[Figure record listings]
= = =

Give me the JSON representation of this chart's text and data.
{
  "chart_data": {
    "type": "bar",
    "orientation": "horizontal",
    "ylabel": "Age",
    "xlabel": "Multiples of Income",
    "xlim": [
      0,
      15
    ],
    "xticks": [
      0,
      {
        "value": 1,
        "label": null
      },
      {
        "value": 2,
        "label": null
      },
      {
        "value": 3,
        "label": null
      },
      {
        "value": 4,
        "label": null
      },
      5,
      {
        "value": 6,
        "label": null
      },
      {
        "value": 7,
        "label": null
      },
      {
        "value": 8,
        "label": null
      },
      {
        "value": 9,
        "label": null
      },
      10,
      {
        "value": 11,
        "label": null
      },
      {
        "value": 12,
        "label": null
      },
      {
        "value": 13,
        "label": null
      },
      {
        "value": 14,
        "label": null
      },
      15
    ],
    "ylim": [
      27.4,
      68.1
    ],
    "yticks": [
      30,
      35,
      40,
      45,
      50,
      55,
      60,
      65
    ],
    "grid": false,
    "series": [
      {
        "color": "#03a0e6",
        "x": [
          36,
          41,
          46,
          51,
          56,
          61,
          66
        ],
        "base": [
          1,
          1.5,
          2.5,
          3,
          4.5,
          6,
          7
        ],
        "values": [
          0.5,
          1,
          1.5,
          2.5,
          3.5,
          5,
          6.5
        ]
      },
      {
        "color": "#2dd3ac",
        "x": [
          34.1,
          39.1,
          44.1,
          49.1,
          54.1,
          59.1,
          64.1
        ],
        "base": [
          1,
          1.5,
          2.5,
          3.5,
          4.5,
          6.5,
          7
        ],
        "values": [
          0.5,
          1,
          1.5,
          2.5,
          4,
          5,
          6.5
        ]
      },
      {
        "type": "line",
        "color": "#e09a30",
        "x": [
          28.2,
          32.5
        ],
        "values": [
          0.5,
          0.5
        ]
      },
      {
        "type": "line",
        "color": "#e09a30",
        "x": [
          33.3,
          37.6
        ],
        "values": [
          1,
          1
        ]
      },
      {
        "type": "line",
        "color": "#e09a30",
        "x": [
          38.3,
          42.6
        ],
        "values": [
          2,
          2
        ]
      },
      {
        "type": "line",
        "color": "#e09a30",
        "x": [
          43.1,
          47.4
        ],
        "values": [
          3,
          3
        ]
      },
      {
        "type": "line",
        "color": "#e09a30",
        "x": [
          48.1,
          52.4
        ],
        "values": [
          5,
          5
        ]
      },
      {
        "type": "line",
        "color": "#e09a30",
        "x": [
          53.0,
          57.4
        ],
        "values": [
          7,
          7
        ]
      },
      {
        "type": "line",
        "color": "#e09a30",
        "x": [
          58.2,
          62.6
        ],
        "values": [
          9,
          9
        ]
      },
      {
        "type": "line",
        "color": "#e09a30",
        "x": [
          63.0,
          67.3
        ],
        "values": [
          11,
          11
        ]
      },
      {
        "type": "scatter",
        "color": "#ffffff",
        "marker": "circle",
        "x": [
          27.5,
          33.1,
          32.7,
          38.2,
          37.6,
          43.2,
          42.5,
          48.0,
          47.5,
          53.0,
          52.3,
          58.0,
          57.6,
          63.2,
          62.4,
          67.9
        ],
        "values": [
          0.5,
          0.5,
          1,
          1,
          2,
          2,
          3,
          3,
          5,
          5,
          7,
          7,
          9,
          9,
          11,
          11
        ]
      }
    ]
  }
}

= = =

__Exercise prompt__. Print all of the data exactly as it was given.

__Result for this exercise__.
Give me the JSON representation of this chart's text and data.
{
  "chart_data": {
    "type": "bar",
    "orientation": "horizontal",
    "ylabel": "Age",
    "xlabel": "Multiples of Income",
    "xlim": [
      0,
      15
    ],
    "xticks": [
      0,
      {
        "value": 1,
        "label": null
      },
      {
        "value": 2,
        "label": null
      },
      {
        "value": 3,
        "label": null
      },
      {
        "value": 4,
        "label": null
      },
      5,
      {
        "value": 6,
        "label": null
      },
      {
        "value": 7,
        "label": null
      },
      {
        "value": 8,
        "label": null
      },
      {
        "value": 9,
        "label": null
      },
      10,
      {
        "value": 11,
        "label": null
      },
      {
        "value": 12,
        "label": null
      },
      {
        "value": 13,
        "label": null
      },
      {
        "value": 14,
        "label": null
      },
      15
    ],
    "ylim": [
      27.4,
      68.1
    ],
    "yticks": [
      30,
      35,
      40,
      45,
      50,
      55,
      60,
      65
    ],
    "grid": false,
    "series": [
      {
        "color": "#03a0e6",
        "x": [
          36,
          41,
          46,
          51,
          56,
          61,
          66
        ],
        "base": [
          1,
          1.5,
          2.5,
          3,
          4.5,
          6,
          7
        ],
        "values": [
          0.5,
          1,
          1.5,
          2.5,
          3.5,
          5,
          6.5
        ]
      },
      {
        "color": "#2dd3ac",
        "x": [
          34.1,
          39.1,
          44.1,
          49.1,
          54.1,
          59.1,
          64.1
        ],
        "base": [
          1,
          1.5,
          2.5,
          3.5,
          4.5,
          6.5,
          7
        ],
        "values": [
          0.5,
          1,
          1.5,
          2.5,
          4,
          5,
          6.5
        ]
      },
      {
        "type": "line",
        "color": "#e09a30",
        "x": [
          28.2,
          32.5
        ],
        "values": [
          0.5,
          0.5
        ]
      },
      {
        "type": "line",
        "color": "#e09a30",
        "x": [
          33.3,
          37.6
        ],
        "values": [
          1,
          1
        ]
      },
      {
        "type": "line",
        "color": "#e09a30",
        "x": [
          38.3,
          42.6
        ],
        "values": [
          2,
          2
        ]
      },
      {
        "type": "line",
        "color": "#e09a30",
        "x": [
          43.1,
          47.4
        ],
        "values": [
          3,
          3
        ]
      },
      {
        "type": "line",
        "color": "#e09a30",
        "x": [
          48.1,
          52.4
        ],
        "values": [
          5,
          5
        ]
      },
      {
        "type": "line",
        "color": "#e09a30",
        "x": [
          53.0,
          57.4
        ],
        "values": [
          7,
          7
        ]
      },
      {
        "type": "line",
        "color": "#e09a30",
        "x": [
          58.2,
          62.6
        ],
        "values": [
          9,
          9
        ]
      },
      {
        "type": "line",
        "color": "#e09a30",
        "x": [
          63.0,
          67.3
        ],
        "values": [
          11,
          11
        ]
      },
      {
        "type": "scatter",
        "color": "#ffffff",
        "marker": "circle",
        "x": [
          27.5,
          33.1,
          32.7,
          38.2,
          37.6,
          43.2,
          42.5,
          48.0,
          47.5,
          53.0,
          52.3,
          58.0,
          57.6,
          63.2,
          62.4,
          67.9
        ],
        "values": [
          0.5,
          0.5,
          1,
          1,
          2,
          2,
          3,
          3,
          5,
          5,
          7,
          7,
          9,
          9,
          11,
          11
        ]
      }
    ]
  }
}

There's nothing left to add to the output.